Count the lines below that include the word "where" and write that number alone.

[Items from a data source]
______
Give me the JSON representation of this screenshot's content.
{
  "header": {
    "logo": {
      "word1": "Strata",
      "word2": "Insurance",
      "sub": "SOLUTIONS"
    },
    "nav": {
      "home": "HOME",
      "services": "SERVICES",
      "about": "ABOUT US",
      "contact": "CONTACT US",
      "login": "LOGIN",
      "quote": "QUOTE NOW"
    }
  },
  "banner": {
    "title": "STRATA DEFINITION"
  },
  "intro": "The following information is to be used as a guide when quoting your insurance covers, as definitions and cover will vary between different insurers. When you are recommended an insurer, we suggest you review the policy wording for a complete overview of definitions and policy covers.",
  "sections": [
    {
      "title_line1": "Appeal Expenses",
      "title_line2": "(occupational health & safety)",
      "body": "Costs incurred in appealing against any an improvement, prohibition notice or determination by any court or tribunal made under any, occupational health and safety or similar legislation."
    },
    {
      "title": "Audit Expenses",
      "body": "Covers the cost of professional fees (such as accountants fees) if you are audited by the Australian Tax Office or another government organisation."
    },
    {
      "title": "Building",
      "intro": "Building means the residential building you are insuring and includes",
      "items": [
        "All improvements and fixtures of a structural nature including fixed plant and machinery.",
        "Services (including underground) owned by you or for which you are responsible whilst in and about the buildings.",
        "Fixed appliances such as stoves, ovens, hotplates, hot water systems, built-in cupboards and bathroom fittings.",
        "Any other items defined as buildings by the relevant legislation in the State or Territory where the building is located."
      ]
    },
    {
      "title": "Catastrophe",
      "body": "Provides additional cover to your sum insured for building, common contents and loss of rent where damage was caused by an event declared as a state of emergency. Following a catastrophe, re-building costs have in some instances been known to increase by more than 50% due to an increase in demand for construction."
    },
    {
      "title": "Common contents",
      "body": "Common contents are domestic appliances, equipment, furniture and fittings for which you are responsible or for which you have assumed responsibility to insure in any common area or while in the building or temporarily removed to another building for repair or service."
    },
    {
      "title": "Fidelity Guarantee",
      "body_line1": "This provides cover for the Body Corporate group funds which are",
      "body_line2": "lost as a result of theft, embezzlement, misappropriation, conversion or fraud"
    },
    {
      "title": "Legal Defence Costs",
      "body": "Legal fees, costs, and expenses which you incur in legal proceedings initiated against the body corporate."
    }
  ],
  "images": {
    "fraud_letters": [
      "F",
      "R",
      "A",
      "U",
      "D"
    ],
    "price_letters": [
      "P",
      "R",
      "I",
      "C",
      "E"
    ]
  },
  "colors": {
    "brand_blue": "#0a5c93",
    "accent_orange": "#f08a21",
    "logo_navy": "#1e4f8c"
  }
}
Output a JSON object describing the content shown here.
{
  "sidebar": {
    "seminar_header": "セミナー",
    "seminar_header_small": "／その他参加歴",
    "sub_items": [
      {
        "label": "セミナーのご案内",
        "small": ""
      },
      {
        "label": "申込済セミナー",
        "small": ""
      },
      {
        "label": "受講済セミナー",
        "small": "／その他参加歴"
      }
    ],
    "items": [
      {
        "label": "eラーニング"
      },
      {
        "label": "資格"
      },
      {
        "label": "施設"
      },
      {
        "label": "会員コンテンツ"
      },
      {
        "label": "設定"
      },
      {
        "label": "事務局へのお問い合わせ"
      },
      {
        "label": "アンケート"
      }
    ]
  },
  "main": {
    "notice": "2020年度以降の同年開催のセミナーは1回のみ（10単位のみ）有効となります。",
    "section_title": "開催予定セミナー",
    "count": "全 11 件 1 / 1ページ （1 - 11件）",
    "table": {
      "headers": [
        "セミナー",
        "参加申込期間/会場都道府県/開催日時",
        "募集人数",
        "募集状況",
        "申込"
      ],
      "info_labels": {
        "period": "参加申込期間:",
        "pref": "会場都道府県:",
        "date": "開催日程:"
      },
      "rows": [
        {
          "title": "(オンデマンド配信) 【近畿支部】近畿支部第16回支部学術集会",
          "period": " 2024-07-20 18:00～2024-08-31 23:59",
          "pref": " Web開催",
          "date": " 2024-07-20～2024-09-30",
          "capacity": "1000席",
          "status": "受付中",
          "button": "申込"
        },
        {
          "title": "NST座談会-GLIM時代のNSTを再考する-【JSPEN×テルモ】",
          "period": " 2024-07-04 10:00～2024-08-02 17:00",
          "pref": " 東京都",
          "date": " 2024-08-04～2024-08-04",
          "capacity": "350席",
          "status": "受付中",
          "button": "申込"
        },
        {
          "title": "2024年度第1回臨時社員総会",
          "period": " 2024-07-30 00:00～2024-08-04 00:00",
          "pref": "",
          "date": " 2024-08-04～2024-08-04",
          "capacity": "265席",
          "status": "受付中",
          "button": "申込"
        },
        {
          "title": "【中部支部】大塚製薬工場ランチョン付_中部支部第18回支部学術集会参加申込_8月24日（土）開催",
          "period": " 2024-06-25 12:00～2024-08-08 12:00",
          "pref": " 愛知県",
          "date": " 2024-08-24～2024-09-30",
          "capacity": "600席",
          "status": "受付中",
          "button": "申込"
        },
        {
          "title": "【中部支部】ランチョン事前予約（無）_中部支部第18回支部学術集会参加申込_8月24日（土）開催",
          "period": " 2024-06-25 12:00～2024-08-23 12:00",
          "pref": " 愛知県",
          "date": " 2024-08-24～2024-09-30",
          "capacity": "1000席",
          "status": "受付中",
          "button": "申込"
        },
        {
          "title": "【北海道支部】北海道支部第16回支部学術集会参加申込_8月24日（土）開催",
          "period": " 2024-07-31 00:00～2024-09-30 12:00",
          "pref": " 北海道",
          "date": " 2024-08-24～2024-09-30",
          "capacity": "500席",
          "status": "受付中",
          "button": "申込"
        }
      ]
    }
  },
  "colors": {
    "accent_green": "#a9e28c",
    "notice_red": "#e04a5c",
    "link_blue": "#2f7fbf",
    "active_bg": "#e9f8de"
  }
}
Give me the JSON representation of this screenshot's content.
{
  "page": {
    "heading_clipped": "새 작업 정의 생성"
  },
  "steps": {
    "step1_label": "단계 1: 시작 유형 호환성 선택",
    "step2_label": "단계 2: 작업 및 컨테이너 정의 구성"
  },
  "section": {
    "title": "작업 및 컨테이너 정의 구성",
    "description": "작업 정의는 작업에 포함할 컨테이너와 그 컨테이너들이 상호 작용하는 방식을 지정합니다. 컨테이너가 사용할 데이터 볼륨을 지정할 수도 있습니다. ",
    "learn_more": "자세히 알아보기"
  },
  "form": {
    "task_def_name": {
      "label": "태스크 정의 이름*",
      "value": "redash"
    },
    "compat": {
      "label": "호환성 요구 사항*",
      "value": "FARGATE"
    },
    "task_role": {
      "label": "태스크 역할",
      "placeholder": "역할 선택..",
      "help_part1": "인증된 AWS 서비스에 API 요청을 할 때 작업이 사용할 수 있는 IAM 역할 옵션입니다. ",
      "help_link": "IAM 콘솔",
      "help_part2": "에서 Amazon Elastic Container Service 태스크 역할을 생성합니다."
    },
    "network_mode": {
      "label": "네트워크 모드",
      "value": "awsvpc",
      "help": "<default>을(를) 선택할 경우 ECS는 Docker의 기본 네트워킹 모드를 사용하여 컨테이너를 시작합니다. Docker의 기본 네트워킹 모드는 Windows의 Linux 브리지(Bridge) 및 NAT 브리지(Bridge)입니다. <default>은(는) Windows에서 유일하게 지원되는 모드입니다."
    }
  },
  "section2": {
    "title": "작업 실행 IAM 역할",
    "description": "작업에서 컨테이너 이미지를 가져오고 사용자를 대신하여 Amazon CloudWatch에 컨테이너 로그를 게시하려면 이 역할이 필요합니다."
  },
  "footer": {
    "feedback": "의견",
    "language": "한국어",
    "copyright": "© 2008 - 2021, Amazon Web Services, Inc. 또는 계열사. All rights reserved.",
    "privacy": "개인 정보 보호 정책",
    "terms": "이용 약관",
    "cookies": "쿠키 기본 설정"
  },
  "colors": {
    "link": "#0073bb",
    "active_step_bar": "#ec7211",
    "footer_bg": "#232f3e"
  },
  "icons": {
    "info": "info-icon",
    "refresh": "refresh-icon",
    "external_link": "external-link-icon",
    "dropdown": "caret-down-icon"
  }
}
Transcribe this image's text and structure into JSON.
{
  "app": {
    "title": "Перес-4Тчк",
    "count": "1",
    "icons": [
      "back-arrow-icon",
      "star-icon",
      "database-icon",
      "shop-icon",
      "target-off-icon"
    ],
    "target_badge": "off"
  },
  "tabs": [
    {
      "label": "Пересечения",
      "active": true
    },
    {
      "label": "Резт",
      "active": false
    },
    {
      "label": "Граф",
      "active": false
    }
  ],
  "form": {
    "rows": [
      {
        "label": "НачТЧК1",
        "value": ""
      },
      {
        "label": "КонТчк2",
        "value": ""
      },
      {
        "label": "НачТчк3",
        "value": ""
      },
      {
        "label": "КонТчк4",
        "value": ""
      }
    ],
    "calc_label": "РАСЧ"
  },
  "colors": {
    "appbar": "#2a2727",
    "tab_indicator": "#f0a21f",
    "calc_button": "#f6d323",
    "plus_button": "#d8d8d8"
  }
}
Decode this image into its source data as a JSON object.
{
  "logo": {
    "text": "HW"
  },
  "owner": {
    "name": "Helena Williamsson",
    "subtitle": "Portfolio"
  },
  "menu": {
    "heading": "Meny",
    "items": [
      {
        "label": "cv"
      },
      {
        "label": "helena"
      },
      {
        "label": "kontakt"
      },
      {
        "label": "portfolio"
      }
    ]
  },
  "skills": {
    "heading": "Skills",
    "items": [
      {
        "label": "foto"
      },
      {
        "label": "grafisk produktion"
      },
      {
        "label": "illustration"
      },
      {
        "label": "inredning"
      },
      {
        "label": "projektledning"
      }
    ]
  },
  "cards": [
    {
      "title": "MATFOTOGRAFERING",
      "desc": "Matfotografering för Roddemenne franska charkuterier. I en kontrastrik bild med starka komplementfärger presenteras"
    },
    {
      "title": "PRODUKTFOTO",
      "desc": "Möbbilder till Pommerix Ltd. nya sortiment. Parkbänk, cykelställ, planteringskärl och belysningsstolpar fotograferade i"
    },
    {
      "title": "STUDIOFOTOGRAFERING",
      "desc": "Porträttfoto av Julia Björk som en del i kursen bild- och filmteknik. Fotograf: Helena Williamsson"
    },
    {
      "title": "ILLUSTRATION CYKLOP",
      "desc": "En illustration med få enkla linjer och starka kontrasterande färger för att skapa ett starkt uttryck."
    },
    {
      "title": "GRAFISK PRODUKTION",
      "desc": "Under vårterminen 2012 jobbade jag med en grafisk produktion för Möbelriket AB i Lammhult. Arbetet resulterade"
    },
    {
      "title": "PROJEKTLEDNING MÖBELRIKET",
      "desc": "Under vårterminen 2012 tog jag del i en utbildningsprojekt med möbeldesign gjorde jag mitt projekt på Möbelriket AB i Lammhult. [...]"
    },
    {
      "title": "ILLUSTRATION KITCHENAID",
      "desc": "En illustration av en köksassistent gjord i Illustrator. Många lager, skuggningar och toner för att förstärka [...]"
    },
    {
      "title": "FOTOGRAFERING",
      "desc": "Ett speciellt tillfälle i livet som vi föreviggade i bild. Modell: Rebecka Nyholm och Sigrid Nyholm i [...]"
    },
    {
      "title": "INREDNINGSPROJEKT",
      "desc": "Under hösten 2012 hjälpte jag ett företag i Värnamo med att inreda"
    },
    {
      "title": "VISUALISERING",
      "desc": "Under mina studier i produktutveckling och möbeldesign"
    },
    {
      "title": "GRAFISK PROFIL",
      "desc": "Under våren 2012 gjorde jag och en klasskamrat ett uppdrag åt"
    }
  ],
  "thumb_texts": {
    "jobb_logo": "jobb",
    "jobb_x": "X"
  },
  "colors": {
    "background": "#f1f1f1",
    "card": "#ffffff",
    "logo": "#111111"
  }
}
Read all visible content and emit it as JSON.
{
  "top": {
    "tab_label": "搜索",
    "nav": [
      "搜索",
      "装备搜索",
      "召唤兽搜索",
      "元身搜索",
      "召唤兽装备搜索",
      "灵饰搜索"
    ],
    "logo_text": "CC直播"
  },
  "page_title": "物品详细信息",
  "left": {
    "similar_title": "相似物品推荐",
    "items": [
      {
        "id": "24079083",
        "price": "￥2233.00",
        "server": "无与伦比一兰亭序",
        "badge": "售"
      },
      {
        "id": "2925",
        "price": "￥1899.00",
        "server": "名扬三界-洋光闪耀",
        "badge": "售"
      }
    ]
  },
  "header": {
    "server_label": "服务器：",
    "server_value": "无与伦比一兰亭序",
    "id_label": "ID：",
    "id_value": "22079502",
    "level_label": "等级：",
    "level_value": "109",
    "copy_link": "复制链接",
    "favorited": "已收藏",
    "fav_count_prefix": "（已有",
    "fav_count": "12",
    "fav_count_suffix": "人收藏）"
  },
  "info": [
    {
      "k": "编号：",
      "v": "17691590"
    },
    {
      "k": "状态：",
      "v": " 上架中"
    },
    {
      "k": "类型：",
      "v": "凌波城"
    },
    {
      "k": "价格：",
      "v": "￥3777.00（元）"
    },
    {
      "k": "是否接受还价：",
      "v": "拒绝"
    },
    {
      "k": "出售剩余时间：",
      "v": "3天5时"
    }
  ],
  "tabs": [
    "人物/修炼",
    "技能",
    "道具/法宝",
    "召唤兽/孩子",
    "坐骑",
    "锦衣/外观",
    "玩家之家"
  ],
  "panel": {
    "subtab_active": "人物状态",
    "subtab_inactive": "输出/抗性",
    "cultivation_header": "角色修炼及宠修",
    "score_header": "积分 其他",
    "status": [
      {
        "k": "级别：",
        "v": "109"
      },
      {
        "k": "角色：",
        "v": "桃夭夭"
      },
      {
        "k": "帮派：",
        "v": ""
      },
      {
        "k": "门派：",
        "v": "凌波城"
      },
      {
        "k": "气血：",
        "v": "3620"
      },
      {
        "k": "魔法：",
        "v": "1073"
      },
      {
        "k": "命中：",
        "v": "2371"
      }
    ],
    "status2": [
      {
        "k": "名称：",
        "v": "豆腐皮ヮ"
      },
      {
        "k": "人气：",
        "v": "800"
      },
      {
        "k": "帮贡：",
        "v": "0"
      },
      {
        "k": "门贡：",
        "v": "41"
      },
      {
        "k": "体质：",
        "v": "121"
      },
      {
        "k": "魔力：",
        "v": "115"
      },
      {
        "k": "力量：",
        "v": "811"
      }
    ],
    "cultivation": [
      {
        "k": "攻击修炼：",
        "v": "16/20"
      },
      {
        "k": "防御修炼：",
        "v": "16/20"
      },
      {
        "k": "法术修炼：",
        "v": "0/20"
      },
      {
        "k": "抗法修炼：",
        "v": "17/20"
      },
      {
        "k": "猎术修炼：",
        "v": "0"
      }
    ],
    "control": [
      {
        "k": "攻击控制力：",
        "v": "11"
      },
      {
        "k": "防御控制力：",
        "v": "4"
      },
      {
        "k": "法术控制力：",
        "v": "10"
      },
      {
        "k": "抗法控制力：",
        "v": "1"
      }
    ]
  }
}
______
# Expected output:
2